— START —

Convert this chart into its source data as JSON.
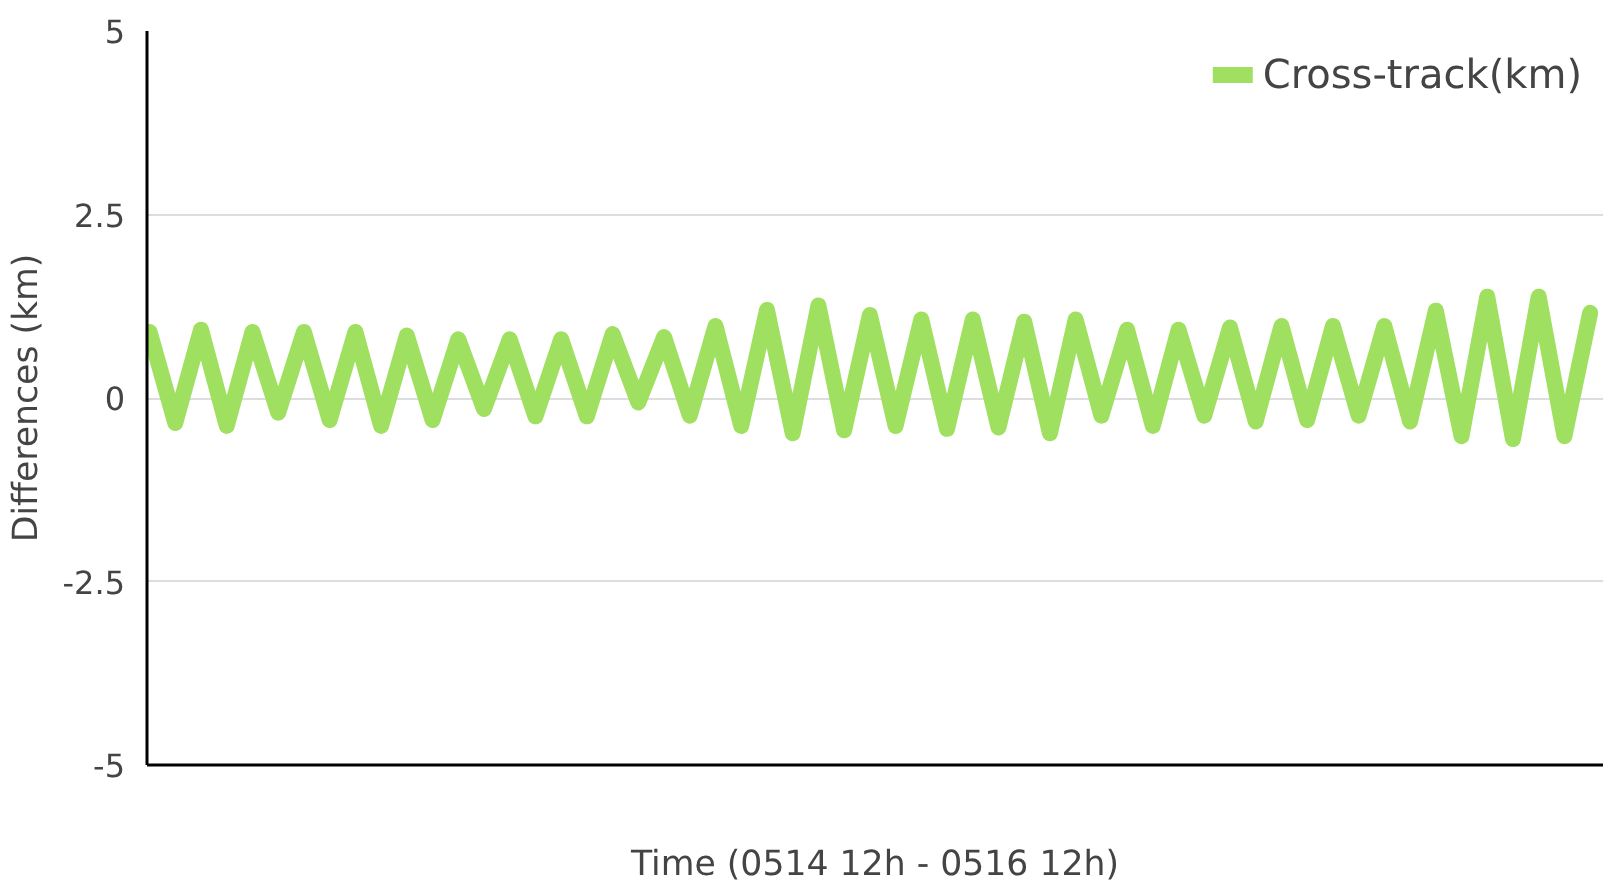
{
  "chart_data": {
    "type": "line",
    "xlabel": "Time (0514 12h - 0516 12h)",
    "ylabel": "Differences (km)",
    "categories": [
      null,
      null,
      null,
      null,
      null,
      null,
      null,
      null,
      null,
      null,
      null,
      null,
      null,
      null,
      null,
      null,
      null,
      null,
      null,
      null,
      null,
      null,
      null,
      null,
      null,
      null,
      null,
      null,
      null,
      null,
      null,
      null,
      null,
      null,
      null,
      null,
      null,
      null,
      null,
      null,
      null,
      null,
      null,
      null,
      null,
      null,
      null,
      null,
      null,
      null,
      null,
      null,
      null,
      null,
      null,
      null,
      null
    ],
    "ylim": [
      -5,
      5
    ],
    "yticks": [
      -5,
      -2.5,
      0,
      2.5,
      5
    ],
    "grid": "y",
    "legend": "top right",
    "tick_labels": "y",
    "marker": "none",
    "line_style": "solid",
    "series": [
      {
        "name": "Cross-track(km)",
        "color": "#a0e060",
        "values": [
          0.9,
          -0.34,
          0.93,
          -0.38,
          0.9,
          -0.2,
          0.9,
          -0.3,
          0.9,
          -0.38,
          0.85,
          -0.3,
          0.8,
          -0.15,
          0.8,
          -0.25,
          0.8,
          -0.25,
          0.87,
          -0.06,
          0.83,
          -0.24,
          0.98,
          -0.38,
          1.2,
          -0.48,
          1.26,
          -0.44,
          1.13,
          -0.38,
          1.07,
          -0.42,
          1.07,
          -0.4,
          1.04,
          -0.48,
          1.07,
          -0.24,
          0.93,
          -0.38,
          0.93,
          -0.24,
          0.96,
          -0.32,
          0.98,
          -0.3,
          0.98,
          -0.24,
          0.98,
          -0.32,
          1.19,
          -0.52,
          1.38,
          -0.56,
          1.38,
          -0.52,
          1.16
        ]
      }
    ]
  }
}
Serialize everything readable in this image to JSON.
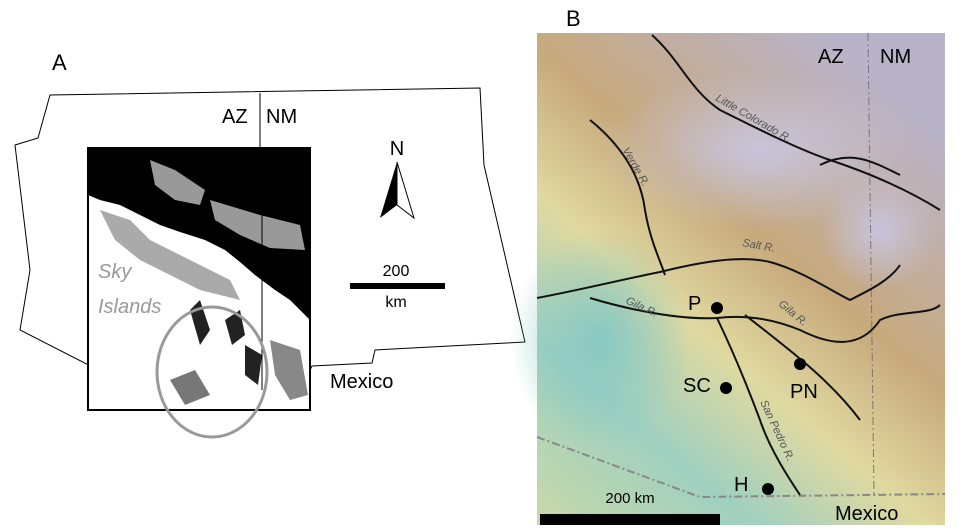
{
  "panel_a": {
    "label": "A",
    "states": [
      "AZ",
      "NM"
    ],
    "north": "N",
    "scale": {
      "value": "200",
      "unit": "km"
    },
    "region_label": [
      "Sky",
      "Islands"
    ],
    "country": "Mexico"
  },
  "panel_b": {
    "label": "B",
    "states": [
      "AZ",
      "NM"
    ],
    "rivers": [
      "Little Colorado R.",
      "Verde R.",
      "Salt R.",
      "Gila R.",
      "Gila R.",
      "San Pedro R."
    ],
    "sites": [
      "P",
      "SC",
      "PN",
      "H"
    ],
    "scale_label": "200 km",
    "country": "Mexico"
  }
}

— END —

» Work to be completed: Retype the line containing "Serialize everything readable" and all lines after it through the end of the material, exactly and only those, leaving out pictures.

» Problem solution:
Serialize everything readable in this image to JSON.
{
  "panel_a": {
    "label": "A",
    "states": [
      "AZ",
      "NM"
    ],
    "north": "N",
    "scale": {
      "value": "200",
      "unit": "km"
    },
    "region_label": [
      "Sky",
      "Islands"
    ],
    "country": "Mexico"
  },
  "panel_b": {
    "label": "B",
    "states": [
      "AZ",
      "NM"
    ],
    "rivers": [
      "Little Colorado R.",
      "Verde R.",
      "Salt R.",
      "Gila R.",
      "Gila R.",
      "San Pedro R."
    ],
    "sites": [
      "P",
      "SC",
      "PN",
      "H"
    ],
    "scale_label": "200 km",
    "country": "Mexico"
  }
}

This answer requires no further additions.